→ STATED GOAL: Which lines in the material below contain the word "xlabel"? Copy each of them.

→ EXTRACTED DATA:
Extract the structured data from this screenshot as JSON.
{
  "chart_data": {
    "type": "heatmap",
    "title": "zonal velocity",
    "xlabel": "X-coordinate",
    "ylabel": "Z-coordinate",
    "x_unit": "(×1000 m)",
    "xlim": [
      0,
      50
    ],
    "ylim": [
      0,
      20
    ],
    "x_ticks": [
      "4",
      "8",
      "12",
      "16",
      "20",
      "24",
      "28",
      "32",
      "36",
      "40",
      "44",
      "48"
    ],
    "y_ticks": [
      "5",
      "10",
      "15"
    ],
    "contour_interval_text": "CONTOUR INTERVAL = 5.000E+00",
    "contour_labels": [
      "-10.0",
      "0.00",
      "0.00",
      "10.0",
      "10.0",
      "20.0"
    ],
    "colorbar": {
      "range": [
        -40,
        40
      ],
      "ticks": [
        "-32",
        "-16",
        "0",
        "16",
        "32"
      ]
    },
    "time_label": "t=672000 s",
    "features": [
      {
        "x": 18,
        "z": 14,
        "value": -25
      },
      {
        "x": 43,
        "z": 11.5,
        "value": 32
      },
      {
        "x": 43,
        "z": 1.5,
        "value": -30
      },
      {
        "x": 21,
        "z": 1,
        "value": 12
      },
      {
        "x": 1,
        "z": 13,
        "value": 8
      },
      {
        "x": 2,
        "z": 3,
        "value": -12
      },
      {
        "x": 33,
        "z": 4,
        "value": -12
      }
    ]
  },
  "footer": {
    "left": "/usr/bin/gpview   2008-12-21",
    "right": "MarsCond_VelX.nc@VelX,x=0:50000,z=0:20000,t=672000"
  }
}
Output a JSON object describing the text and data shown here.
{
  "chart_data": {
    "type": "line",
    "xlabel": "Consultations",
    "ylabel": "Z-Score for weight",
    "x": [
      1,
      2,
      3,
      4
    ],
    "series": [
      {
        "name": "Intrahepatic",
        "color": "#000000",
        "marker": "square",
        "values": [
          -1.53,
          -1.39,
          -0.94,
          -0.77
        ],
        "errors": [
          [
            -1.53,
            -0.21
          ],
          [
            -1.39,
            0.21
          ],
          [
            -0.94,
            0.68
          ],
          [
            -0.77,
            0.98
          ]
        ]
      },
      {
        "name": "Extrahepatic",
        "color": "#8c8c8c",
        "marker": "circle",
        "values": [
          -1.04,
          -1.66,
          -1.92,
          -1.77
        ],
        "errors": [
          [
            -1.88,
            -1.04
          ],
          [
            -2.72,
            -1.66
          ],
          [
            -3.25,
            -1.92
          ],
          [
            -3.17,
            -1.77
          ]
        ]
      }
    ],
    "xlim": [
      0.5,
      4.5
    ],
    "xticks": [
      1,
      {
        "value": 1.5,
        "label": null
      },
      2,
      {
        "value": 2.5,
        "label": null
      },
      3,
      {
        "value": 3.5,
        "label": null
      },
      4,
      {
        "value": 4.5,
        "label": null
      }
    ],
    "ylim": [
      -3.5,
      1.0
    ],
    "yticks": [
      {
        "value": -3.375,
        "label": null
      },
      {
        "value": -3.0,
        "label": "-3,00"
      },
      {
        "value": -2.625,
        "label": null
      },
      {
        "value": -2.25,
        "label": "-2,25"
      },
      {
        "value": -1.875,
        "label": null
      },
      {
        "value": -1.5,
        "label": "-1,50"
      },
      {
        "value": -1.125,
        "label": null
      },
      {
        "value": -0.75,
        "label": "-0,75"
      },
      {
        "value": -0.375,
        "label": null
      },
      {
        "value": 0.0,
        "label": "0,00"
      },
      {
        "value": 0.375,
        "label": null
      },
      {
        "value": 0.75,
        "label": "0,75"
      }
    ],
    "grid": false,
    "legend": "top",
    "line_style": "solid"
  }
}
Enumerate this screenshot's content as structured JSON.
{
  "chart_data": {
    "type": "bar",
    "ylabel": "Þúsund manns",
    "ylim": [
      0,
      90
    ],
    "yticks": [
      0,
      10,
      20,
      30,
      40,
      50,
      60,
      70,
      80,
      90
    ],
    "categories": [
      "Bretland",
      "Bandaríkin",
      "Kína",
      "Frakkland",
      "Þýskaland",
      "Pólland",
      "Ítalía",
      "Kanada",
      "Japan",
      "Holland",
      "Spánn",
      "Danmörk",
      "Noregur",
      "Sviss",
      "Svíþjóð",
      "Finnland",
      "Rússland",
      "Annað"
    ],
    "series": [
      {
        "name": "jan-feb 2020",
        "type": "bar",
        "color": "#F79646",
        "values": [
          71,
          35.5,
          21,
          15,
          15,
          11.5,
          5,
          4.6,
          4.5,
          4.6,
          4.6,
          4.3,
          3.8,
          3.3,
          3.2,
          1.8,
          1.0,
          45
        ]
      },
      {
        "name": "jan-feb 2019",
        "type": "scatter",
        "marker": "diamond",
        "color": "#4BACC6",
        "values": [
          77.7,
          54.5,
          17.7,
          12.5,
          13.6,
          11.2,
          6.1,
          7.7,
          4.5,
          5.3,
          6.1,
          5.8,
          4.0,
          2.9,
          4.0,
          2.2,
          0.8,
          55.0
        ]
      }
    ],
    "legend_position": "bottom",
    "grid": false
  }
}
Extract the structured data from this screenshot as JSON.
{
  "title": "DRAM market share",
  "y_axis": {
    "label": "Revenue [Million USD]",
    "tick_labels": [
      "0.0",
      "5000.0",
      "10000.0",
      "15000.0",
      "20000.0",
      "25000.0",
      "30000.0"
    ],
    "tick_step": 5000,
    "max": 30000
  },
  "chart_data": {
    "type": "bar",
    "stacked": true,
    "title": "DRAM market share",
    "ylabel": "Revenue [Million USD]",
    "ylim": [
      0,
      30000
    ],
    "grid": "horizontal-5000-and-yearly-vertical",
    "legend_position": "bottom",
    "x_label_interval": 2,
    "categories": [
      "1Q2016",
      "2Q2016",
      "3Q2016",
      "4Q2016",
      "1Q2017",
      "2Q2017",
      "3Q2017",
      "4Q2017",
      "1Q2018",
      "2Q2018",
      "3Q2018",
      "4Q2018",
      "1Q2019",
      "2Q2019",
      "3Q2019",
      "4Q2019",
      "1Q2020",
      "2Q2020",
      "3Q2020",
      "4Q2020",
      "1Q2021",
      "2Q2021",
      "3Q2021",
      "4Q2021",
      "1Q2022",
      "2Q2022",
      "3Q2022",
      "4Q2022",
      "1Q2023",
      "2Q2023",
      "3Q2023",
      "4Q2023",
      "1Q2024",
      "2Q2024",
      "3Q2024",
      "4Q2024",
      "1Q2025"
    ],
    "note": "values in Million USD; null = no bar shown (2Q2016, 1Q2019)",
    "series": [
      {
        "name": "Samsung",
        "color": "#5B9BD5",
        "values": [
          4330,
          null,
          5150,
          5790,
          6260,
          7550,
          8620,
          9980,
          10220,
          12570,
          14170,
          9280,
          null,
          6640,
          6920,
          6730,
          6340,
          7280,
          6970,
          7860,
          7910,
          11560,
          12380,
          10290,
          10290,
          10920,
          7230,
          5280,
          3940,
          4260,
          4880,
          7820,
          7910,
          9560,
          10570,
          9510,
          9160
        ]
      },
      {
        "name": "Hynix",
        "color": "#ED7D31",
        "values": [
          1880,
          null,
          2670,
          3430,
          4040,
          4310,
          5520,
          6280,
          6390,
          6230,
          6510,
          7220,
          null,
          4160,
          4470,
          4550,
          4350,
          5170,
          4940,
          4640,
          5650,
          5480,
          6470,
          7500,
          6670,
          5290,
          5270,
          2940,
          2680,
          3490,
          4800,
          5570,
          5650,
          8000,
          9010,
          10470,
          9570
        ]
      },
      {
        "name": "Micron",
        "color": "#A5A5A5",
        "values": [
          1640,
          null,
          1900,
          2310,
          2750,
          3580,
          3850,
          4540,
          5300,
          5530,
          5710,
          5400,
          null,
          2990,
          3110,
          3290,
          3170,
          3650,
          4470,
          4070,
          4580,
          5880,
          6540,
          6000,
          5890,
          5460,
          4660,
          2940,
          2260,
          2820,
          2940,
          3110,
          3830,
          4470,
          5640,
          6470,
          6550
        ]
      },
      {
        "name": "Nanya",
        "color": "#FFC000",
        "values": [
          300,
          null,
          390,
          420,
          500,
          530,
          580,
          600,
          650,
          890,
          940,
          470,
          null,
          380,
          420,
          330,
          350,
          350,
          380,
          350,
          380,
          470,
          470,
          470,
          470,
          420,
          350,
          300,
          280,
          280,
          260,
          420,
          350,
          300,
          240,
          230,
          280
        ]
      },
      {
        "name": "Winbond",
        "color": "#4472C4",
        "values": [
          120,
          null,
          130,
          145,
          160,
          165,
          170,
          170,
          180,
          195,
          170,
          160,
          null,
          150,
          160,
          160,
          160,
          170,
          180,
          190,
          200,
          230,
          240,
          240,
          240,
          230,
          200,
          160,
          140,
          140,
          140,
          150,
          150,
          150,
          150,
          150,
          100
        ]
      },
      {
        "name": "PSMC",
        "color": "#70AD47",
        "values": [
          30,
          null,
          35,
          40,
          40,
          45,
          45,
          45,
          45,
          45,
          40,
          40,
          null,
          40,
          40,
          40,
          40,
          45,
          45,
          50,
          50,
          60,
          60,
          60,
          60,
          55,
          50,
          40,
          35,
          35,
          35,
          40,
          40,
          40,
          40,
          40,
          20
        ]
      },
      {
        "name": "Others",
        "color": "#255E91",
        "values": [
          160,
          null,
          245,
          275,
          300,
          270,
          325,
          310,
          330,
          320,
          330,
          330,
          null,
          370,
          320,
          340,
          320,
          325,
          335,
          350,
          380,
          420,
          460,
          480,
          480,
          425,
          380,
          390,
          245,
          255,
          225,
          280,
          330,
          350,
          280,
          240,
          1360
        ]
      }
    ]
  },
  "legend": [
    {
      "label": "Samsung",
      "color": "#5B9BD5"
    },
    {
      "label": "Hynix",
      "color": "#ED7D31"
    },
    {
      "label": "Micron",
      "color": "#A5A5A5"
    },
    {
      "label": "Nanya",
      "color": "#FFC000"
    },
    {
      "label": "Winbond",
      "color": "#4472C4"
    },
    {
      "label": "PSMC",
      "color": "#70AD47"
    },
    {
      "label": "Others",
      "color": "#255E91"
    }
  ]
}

→ RESPONSE BELOW:
    "xlabel": "X-coordinate",
    "xlabel": "Consultations",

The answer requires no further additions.